BRIEF. Narrow the data below down to the lines containing "Genel".

DATA TO USE.

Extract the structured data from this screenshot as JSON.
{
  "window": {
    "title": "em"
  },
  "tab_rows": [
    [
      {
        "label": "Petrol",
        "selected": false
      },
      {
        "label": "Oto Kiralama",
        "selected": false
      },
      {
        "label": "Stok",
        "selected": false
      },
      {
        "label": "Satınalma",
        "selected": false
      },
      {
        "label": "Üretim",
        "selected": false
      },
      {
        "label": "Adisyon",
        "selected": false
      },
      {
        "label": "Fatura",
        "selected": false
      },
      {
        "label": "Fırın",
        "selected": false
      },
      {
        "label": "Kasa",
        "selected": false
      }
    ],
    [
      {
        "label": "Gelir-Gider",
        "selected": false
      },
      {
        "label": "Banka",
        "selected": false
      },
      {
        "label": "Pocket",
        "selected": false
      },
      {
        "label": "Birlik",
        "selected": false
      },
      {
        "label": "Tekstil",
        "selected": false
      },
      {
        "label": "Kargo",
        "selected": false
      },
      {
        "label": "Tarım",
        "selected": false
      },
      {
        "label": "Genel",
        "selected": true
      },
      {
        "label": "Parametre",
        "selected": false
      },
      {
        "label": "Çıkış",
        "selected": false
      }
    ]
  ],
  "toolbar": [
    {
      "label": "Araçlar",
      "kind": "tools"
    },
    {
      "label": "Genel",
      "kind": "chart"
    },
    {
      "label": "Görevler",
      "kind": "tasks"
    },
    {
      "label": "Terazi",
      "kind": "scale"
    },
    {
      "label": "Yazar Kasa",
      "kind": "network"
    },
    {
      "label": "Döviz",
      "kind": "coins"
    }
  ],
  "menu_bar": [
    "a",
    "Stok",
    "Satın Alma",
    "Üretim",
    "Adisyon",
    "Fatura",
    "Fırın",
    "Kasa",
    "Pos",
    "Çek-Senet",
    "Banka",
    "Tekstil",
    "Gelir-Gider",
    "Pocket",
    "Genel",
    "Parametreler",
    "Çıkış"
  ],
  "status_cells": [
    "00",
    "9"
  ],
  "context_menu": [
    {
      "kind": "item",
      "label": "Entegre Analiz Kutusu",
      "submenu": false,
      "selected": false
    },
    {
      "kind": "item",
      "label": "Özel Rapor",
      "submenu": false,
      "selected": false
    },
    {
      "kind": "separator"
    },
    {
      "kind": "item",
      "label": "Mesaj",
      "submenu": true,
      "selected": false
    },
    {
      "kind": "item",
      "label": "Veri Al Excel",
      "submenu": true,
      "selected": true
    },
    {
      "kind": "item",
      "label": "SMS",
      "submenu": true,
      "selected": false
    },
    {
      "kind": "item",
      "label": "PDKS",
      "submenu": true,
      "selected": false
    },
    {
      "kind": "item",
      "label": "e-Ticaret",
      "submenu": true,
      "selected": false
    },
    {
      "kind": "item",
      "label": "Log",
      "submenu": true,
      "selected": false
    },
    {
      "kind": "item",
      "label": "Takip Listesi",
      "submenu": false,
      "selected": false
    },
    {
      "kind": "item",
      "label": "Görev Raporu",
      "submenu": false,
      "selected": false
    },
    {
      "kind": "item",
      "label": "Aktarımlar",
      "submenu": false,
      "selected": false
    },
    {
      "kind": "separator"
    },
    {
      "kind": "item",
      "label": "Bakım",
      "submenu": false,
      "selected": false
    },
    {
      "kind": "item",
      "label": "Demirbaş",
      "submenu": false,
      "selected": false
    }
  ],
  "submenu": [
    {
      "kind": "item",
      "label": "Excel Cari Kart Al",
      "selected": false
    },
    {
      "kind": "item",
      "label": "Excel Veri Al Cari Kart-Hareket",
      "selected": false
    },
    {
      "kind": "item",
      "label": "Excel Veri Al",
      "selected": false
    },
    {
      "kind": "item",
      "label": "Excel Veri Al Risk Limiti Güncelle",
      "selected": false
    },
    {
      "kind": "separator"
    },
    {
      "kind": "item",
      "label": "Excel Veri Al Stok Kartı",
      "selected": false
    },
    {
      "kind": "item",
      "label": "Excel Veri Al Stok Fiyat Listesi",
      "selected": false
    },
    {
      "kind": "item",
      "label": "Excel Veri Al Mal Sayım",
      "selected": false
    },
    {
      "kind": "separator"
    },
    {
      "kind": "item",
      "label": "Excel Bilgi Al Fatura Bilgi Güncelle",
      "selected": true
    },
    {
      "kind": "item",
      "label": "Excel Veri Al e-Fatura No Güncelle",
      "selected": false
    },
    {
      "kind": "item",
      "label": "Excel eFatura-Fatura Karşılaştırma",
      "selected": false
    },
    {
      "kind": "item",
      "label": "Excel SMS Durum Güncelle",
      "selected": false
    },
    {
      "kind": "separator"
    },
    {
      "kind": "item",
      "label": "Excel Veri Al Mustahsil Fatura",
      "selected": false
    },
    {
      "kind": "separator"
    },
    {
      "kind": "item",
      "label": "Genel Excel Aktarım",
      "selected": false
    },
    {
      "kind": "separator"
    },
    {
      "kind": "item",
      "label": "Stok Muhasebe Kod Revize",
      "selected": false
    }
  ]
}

TASK RESULT.
        "label": "Genel",
      "label": "Genel",
    "Genel",
      "label": "Genel Excel Aktarım",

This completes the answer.